PASSAGE GIVEN »
===

The number of Conservatives who were aware of the cheque written by Prime Minister Stephen Harper's former chief of staff to cover the improper expense claims of Senator Mike Duffy cannot be counted on one hand. Mr. Harper is steadfast in his insistence that he was unaware of the deal that saw about $90,000 transferred from the personal account of Nigel Wright for Mr. Duffy.

Through Mr. Duffy's allegations in the Senate over two weeks, and with the help of RCMP documents that were filed in court during the summer, The Globe has pieced together a list of 11 players who knew – or might have known – what was going on.

1. MIKE DUFFY

Conservative senator

Mike Duffy knows how to tell a tale, especially when it is about himself.

In two separate sessions, this week and last, the former broadcaster, who has been a senator from Prince Edward Island since 2009, kept the Senate riveted with his version of the story of the $90,000 cheque written by Prime Minister Stephen Harper's former chief of staff Nigel Wright to cover Mr. Duffy's questionable claims for living expenses.

Mr. Duffy made it clear that, without ultimatums and threats from the Prime Minister's Office, he never would have returned to the Senate the money he had claimed for living in Ottawa, where he has made his home since 1971.

"I said I didn't believe I'd broken the rules and that to repay would be an admission of guilt," he told senators last week. "Canadians know me as an honest guy. To pay back money I didn't owe would destroy my reputation."

Mr. Duffy is now at the centre of an RCMP investigation into his expense claims and is fighting his suspension from the Senate – a move being orchestrated by his former Conservative colleagues.

He said he was given the green light by the Senate to claim that his principal residence was in Prince Edward Island, even though he spent most of his time in Ottawa.

To back that claim, he tabled a document from one of the Senate's constitutional experts, dated shortly after Mr. Duffy's appointment, that says: "The Senate has never disqualified anyone for not being a 'resident' of their province of appointment, providing they own property there."

The document did not actually give him approval to claim the out-of-town expenses. But an e-mail from Mr. Wright, dated last December as reporters were beginning to question the payments, does say Mr. Duffy "complied with all the applicable rules."

Then there is the matter of his travel claims.

There were times during the 2011 federal election campaign when Mr. Duffy claimed travel costs that were reimbursed by the Senate even though he was appearing at campaign events for the Conservatives. According to police, he claimed per diems for dates that he said he was in Ottawa when he was not and submitted expense claims for being in Ottawa on Senate business on days when he was actually in Florida or elsewhere.

All of this led Corporal Greg Horton of the RCMP to state in a court document he filed asking for the Senate to produce a list of documents to be used as evidence: "I believe Senator Duffy has demonstrated a pattern of filing fraudulent expense claims."

Mr. Duffy dismisses the problems with his travel expenses as insignificant. In a speech to the Senate this week, he explained that during the first 4 1/2 years he spent in public office, he filed 215 claims and, in the end, had overcharged taxpayers just $437.35 – an average of $2.03 per claim.

All of the complaints against him, he said, are the result of a conspiracy concocted in the Prime Minister's Office because he had become a liability.

===

STORED ROWS »
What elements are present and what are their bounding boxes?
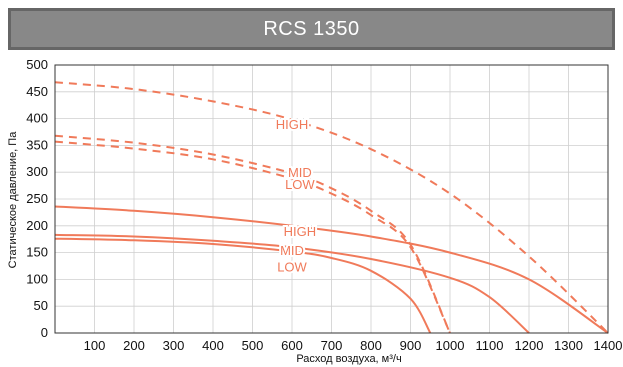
series-line-solid-low — [54, 237, 432, 334]
x-tick-label: 1100 — [476, 338, 504, 353]
x-tick-label: 600 — [281, 338, 303, 353]
axes: 0 50 100 150 200 250 300 350 400 450 500 100 200 300 4… — [26, 57, 622, 353]
series-curves — [54, 81, 609, 334]
x-tick-label: 900 — [400, 338, 422, 353]
y-tick-label: 400 — [26, 111, 48, 126]
series-label-solid-low: LOW — [277, 260, 307, 275]
series-label-dashed-high: HIGH — [276, 117, 309, 132]
y-tick-label: 50 — [34, 298, 48, 313]
x-tick-label: 1300 — [554, 338, 583, 353]
x-tick-label: 100 — [84, 338, 106, 353]
title-bar: RCS 1350 — [8, 8, 615, 50]
y-axis-title: Статическое давление, Па — [7, 131, 19, 269]
x-axis-title: Расход воздуха, м³/ч — [296, 353, 401, 365]
chart-title: RCS 1350 — [263, 17, 360, 40]
x-tick-label: 1000 — [436, 338, 465, 353]
x-tick-label: 800 — [360, 338, 382, 353]
y-tick-label: 450 — [26, 84, 48, 99]
grid — [55, 64, 609, 334]
series-label-solid-high: HIGH — [284, 224, 317, 239]
series-line-solid-mid — [54, 233, 530, 334]
y-tick-label: 350 — [26, 137, 48, 152]
title-panel: RCS 1350 — [11, 11, 612, 47]
series-label-dashed-low: LOW — [285, 177, 315, 192]
y-tick-label: 0 — [41, 325, 48, 340]
series-line-dashed-high — [54, 81, 609, 334]
series-label-dashed-mid: MID — [288, 165, 312, 180]
x-tick-label: 500 — [242, 338, 264, 353]
series-line-solid-high — [54, 205, 609, 334]
x-tick-label: 1400 — [594, 338, 623, 353]
series-line-dashed-low — [54, 140, 451, 334]
x-tick-label: 300 — [163, 338, 185, 353]
y-tick-label: 250 — [26, 191, 48, 206]
x-tick-label: 400 — [202, 338, 224, 353]
y-tick-label: 300 — [26, 164, 48, 179]
series-label-solid-mid: MID — [280, 243, 304, 258]
y-tick-label: 100 — [26, 271, 48, 286]
y-tick-label: 500 — [26, 57, 48, 72]
plot-frame — [54, 64, 609, 334]
y-tick-label: 200 — [26, 218, 48, 233]
y-tick-label: 150 — [26, 245, 48, 260]
x-tick-label: 200 — [123, 338, 145, 353]
x-tick-label: 1200 — [515, 338, 544, 353]
x-tick-label: 700 — [321, 338, 343, 353]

===

TASKS TO PERFORM »
- A) Name every person the passage about Senator Mike Duffy's expenses identifies by name.
- B) Return the part of the passage about Senator Mike Duffy's expenses starting with "The document did" and going on through "his travel claims.", copied word for word.

OUTPUTS FOR THE TASKS »
- A) Stephen Harper, Mike Duffy, Nigel Wright, Greg Horton

- B)
The document did not actually give him approval to claim the out-of-town expenses. But an e-mail from Mr. Wright, dated last December as reporters were beginning to question the payments, does say Mr. Duffy "complied with all the applicable rules."

Then there is the matter of his travel claims.